• **What the task asks**:
Tally the lines that contain the string "Salinity" and state that total without comment.

+--

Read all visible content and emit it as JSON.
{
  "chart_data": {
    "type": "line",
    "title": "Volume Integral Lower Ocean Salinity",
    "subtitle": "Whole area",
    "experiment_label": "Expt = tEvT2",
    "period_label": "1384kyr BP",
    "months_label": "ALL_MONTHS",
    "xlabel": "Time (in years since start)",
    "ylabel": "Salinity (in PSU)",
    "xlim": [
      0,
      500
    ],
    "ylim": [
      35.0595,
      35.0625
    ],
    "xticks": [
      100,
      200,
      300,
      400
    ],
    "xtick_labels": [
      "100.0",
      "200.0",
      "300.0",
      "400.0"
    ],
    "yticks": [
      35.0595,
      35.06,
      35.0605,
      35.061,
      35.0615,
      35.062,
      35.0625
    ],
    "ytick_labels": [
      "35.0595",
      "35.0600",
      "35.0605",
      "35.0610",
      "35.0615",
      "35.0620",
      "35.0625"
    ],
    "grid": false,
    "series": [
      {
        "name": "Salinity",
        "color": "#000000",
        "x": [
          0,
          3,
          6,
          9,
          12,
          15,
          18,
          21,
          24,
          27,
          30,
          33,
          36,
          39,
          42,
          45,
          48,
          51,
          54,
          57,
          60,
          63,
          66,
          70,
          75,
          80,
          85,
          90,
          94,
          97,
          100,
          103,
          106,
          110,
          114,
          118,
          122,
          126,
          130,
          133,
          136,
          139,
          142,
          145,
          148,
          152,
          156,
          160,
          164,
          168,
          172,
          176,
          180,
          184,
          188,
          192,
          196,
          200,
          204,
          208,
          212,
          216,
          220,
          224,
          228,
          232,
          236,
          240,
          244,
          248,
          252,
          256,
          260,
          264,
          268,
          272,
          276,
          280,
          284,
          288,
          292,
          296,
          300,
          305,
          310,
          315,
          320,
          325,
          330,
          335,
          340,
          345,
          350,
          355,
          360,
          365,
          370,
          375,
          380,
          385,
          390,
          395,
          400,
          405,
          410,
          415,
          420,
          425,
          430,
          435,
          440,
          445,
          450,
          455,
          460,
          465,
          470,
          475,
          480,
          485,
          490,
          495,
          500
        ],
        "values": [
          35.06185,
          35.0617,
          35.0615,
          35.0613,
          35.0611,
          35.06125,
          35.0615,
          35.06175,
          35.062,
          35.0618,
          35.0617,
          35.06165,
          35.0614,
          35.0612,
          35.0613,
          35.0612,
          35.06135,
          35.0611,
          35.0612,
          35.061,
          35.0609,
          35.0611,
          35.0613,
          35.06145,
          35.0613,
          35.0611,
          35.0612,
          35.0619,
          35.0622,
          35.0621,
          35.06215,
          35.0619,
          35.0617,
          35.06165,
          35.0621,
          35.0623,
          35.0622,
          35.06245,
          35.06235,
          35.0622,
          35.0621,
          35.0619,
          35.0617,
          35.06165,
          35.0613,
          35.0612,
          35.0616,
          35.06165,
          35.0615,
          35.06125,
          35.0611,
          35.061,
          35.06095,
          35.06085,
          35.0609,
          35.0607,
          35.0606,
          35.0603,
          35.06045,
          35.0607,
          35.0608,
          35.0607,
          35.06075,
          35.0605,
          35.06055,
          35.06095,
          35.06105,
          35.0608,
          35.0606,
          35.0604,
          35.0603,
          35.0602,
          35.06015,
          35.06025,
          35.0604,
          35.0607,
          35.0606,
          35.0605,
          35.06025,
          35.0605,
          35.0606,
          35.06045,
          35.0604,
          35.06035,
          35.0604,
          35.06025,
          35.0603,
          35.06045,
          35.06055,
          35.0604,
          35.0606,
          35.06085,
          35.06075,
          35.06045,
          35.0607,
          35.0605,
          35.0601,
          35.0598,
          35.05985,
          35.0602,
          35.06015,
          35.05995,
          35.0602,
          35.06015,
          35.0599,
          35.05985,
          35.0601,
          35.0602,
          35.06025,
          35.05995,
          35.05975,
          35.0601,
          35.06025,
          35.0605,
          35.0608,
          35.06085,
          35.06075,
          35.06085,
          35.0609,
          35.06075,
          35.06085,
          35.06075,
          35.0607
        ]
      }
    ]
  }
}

+--

• **Answer to this problem**:
3